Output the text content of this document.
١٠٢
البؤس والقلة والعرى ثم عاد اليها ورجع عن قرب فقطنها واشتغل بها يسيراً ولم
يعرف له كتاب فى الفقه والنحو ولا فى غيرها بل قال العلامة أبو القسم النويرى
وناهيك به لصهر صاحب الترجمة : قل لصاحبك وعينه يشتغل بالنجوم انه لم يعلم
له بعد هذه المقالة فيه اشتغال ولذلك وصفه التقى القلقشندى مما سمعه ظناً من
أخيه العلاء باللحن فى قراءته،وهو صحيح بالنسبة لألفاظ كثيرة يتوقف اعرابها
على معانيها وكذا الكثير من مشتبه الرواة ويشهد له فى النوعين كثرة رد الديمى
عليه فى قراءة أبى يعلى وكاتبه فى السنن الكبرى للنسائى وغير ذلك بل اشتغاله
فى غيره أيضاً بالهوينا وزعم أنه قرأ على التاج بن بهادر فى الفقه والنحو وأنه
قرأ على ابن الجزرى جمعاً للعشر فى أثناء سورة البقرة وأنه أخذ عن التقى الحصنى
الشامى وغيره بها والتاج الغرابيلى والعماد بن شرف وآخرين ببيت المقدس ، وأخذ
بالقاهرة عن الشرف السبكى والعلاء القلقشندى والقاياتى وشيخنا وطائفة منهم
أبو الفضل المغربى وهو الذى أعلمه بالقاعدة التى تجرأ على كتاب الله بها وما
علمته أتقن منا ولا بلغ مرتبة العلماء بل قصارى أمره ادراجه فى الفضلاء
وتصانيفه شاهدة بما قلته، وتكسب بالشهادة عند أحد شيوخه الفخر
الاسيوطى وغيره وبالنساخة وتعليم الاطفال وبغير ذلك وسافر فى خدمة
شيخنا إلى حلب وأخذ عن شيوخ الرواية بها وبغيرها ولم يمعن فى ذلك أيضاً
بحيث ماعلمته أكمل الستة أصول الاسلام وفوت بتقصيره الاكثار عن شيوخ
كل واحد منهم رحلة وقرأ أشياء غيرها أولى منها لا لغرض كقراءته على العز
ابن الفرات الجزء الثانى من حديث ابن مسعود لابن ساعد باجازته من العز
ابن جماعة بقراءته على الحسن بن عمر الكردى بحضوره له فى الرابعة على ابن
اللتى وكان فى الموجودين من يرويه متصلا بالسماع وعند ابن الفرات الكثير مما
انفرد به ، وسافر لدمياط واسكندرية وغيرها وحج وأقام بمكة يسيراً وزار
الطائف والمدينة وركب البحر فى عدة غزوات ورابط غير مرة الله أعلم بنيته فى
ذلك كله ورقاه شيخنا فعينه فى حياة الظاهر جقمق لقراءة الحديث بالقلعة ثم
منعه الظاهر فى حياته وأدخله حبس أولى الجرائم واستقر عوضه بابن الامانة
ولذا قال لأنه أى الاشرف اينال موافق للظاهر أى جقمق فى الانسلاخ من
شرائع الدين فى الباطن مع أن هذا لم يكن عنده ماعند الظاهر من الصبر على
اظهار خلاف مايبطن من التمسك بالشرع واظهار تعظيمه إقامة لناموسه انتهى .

==============================

Written request: Locate each line containing the string "منهم" and show it.

Complete answer:
بالقاهرة عن الشرف السبكى والعلاء القلقشندى والقاياتى وشيخنا وطائفة منهم
كل واحد منهم رحلة وقرأ أشياء غيرها أولى منها لا لغرض كقراءته على العز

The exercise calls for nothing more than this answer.